■ Problem description: Copy all lines that contain the word "caption".

■ Extracted entries:
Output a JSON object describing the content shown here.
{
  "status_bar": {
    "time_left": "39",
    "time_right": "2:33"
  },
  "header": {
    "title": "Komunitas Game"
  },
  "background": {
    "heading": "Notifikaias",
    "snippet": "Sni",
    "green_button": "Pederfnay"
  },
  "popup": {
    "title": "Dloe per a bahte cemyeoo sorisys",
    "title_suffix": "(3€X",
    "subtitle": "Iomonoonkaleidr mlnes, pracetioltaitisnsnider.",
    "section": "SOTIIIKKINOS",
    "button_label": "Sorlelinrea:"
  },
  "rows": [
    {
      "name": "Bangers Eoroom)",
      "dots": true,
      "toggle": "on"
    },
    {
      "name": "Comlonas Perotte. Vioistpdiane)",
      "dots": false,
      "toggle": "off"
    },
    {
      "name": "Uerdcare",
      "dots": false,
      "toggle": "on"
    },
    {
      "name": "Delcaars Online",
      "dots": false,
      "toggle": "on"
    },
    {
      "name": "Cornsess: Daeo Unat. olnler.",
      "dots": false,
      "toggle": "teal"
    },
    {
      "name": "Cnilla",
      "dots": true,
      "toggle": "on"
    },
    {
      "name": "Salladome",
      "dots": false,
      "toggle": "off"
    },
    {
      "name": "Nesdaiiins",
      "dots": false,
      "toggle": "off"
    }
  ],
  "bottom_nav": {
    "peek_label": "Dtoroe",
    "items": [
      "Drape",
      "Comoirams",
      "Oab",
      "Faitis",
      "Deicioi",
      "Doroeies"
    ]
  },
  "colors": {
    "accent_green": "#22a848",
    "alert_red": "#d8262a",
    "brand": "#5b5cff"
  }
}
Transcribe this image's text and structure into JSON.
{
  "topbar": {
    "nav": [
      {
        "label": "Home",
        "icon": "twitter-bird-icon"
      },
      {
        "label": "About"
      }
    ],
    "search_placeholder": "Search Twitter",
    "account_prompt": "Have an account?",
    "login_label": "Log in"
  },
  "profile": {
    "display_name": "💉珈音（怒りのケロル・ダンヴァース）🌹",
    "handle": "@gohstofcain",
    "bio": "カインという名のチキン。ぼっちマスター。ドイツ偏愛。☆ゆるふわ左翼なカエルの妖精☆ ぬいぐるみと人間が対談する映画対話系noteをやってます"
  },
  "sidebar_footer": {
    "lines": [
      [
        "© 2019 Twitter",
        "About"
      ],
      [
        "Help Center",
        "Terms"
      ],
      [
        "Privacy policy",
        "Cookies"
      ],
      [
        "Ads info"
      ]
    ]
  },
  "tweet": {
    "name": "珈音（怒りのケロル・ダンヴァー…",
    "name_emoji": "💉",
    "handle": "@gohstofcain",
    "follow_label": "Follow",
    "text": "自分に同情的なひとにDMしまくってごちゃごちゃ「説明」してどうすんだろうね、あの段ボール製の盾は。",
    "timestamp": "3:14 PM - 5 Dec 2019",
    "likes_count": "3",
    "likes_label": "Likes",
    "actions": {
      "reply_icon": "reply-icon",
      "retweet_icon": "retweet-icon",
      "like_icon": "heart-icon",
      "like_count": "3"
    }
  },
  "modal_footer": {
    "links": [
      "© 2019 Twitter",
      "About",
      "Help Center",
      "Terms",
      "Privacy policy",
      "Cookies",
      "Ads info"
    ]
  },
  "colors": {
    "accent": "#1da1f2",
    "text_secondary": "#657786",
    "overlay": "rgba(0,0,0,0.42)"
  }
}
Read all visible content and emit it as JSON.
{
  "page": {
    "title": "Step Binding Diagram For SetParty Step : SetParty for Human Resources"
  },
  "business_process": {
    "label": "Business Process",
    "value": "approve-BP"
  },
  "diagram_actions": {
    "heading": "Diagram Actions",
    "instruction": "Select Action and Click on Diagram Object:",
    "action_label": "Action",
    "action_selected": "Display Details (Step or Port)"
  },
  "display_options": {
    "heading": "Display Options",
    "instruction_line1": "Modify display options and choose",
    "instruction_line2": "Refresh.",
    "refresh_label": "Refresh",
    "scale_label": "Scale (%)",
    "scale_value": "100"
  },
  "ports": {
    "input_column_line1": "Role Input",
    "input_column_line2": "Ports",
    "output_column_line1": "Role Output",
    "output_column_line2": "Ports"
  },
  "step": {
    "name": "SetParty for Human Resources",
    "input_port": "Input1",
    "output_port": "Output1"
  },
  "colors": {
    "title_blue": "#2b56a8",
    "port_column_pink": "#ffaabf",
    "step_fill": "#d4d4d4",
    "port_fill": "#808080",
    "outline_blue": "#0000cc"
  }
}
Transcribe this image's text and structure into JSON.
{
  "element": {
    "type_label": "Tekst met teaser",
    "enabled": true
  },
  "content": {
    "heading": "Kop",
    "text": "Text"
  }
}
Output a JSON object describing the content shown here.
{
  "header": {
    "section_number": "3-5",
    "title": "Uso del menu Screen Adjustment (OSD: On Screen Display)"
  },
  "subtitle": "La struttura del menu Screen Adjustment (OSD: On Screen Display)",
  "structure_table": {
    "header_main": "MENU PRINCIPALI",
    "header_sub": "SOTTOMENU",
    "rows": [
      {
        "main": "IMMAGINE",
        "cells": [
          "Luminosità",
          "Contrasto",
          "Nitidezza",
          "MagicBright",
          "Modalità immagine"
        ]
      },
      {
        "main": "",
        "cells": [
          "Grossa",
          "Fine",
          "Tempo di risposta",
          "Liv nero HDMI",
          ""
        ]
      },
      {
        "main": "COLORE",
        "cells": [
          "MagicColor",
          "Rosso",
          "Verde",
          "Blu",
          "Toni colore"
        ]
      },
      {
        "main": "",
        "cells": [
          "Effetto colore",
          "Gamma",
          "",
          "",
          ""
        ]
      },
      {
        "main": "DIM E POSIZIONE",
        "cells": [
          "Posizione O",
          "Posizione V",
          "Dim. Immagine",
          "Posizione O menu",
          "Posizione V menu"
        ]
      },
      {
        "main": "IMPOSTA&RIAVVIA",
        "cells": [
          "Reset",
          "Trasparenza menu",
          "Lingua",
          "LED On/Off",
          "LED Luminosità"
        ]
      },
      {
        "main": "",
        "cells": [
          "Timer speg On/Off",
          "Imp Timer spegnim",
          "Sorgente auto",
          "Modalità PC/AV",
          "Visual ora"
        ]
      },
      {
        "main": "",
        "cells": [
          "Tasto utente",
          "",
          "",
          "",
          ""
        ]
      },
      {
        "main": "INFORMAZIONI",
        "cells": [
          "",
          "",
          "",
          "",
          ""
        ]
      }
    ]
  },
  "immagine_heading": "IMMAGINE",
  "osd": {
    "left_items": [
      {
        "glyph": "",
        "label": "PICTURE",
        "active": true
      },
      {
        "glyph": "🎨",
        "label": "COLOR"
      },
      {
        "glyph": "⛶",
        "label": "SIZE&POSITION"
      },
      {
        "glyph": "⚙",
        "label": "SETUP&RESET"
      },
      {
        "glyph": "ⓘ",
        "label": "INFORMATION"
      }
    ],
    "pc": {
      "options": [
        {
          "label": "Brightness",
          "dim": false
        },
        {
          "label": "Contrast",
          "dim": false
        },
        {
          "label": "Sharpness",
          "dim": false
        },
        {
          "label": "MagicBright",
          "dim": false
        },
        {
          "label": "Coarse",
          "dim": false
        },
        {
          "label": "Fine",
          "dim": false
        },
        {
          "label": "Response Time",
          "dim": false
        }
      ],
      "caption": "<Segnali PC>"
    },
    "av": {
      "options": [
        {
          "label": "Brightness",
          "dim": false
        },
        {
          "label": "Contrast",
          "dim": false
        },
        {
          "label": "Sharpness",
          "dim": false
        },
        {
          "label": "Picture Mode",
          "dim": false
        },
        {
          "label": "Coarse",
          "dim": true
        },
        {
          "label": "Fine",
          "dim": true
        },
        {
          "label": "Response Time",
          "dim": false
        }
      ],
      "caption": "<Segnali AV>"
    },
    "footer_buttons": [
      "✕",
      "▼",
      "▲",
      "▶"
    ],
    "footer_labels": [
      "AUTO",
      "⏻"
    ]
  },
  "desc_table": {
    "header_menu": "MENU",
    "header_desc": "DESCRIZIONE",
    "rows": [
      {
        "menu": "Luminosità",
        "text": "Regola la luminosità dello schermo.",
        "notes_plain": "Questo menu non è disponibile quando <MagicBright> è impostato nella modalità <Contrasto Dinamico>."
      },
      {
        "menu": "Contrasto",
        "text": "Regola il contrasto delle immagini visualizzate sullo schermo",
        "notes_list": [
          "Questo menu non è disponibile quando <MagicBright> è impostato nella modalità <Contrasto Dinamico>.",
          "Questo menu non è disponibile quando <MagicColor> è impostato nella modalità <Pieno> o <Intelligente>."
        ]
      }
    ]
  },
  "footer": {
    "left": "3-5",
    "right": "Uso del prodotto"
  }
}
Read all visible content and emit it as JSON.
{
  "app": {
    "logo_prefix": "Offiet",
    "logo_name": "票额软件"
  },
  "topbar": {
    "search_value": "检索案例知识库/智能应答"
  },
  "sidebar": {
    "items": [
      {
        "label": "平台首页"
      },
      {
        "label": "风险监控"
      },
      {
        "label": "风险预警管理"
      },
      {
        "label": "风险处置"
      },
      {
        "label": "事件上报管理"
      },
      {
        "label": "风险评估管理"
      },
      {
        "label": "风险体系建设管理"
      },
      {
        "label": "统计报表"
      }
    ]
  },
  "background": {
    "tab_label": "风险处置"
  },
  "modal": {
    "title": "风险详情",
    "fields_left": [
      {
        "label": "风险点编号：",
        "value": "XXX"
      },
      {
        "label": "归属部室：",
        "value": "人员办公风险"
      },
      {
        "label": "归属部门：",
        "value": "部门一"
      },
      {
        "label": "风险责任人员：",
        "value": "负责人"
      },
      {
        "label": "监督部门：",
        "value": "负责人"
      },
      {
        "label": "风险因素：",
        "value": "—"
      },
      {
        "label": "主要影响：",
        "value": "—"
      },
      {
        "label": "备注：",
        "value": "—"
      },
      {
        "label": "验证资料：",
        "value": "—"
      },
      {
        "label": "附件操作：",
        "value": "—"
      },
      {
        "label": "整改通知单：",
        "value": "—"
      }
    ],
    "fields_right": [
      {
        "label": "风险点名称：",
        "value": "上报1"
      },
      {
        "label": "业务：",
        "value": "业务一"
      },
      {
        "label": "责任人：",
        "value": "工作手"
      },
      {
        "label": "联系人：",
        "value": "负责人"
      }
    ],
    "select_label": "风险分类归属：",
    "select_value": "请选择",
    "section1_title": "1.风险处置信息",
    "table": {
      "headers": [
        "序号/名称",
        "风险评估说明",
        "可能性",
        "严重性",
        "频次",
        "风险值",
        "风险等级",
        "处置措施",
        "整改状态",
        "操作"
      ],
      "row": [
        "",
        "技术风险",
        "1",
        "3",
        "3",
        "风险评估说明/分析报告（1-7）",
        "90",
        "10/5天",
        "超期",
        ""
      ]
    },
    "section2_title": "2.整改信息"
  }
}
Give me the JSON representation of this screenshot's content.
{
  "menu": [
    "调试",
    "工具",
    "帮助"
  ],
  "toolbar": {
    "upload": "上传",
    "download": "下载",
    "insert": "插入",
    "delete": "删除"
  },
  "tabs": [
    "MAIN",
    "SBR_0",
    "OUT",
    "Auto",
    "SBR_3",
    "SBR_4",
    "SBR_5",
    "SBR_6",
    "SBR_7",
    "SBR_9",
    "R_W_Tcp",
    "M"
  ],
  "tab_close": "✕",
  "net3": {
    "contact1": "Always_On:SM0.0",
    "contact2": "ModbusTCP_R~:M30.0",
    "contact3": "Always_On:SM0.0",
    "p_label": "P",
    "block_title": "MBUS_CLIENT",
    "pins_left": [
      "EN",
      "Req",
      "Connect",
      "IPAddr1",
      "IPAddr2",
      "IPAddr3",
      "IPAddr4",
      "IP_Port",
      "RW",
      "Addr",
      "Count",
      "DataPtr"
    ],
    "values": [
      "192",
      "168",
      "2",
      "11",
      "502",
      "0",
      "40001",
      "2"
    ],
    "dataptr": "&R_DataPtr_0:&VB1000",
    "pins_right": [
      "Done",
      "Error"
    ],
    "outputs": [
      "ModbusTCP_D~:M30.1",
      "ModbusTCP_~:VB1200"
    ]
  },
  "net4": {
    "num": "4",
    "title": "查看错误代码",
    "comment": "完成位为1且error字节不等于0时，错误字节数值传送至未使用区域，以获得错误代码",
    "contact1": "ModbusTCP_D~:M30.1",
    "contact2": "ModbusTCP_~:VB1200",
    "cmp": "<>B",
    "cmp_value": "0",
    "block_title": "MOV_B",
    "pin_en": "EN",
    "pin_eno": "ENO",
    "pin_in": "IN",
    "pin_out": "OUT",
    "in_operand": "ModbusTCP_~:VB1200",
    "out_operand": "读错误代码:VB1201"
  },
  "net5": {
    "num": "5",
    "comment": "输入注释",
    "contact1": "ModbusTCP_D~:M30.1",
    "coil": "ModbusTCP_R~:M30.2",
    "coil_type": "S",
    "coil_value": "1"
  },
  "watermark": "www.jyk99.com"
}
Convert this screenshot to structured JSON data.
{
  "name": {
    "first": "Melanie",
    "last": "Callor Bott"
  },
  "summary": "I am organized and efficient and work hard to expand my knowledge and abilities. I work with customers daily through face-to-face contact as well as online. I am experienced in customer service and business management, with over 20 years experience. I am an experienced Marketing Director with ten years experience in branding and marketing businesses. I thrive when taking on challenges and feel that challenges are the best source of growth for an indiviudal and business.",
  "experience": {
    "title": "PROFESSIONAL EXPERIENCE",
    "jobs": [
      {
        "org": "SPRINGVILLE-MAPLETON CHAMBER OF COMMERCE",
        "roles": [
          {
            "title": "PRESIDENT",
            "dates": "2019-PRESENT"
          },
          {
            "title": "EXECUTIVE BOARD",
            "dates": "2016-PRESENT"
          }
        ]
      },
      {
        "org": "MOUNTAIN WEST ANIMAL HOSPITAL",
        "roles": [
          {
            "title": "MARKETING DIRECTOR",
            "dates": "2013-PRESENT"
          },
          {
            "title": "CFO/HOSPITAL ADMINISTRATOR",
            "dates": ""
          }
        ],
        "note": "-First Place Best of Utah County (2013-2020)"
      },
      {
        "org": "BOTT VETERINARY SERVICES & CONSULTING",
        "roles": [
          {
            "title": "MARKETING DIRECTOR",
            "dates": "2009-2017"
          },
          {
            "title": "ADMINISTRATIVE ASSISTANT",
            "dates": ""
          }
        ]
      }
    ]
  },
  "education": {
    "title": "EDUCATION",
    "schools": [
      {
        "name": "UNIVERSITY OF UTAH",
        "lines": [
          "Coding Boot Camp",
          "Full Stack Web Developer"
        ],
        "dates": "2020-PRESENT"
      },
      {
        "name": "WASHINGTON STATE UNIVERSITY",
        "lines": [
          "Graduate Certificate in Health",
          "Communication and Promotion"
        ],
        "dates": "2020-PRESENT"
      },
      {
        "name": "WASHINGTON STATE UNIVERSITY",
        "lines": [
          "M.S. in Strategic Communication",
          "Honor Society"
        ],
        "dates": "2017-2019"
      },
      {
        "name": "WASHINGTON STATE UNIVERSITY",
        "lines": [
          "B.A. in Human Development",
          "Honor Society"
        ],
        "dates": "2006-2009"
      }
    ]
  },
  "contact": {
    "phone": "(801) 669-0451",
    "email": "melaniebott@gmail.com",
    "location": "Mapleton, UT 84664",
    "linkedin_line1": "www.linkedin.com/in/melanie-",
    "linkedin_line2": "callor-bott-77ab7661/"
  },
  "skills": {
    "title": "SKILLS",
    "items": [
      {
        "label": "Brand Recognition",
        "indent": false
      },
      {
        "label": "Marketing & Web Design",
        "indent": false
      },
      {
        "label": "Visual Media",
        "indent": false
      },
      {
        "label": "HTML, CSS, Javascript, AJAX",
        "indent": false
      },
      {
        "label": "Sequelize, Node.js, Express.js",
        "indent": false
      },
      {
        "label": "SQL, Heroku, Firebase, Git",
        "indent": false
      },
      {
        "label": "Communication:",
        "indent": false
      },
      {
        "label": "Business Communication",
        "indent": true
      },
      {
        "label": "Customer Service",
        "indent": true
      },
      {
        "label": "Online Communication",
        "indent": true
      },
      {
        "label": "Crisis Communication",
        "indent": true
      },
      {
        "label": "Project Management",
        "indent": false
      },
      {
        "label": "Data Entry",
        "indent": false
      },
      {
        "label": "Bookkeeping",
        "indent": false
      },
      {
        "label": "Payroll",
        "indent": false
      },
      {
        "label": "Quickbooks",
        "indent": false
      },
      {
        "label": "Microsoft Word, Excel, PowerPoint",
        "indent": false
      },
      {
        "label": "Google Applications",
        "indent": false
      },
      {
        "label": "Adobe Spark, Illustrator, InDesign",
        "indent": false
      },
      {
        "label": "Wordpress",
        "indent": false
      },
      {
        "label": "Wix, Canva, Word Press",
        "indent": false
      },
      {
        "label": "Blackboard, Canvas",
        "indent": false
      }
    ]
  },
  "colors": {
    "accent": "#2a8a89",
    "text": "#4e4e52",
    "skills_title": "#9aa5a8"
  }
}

■ Finished exercise:
      "caption": "<Segnali PC>"
      "caption": "<Segnali AV>"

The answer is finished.